[Records from a data source]
┄┄┄┄┄┄┄┄┄┄

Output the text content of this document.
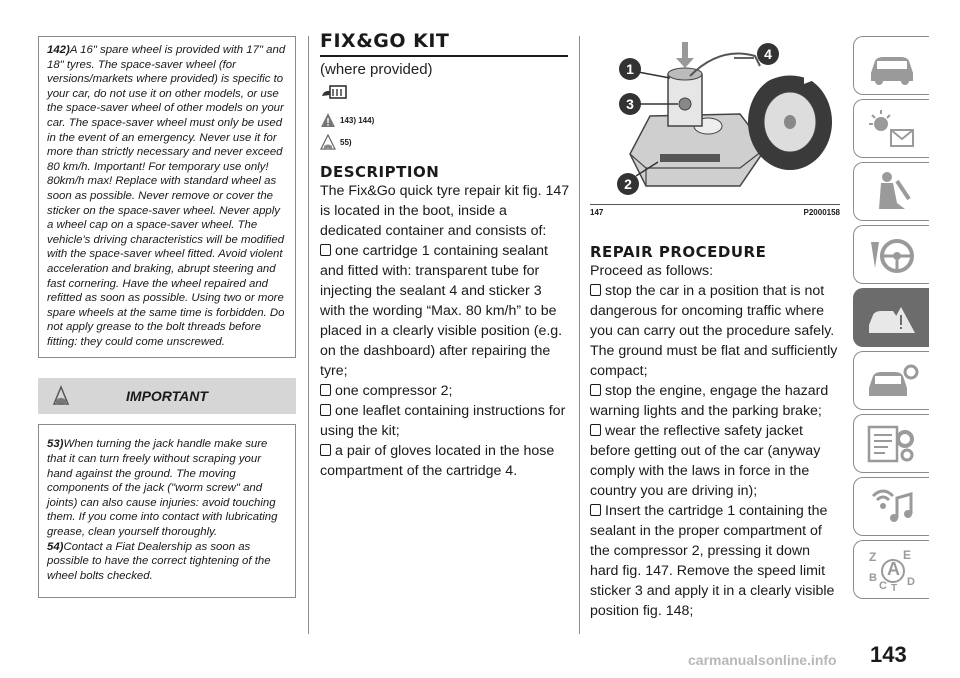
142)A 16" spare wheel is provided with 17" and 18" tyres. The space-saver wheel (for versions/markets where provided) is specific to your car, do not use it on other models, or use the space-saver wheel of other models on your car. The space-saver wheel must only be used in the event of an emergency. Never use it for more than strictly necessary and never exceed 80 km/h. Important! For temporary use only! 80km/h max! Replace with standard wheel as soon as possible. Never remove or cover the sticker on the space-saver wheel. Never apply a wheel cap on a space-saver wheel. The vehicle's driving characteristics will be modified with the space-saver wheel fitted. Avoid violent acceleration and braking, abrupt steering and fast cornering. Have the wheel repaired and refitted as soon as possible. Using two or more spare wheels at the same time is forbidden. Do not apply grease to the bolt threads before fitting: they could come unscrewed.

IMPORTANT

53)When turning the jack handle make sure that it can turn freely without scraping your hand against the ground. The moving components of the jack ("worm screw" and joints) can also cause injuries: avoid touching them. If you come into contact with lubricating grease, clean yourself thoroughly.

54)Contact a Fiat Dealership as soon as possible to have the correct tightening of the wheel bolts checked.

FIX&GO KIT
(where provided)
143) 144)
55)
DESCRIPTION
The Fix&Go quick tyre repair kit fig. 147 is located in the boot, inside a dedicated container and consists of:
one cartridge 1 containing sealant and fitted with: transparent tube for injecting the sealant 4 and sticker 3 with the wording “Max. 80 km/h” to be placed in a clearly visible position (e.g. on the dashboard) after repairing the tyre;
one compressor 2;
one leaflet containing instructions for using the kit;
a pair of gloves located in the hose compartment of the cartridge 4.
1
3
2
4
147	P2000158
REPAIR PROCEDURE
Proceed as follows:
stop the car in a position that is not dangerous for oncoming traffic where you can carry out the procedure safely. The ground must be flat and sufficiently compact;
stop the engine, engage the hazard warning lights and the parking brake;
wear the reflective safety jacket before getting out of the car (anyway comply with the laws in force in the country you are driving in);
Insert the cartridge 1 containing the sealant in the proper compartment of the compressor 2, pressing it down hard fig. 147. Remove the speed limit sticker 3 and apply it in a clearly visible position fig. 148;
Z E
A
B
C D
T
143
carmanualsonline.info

┄┄┄┄┄┄┄┄┄┄

**PROMPT:** Report the number of lines in the listing where the string "visible" appears, and nothing besides.

**FULL OUTPUT:** 2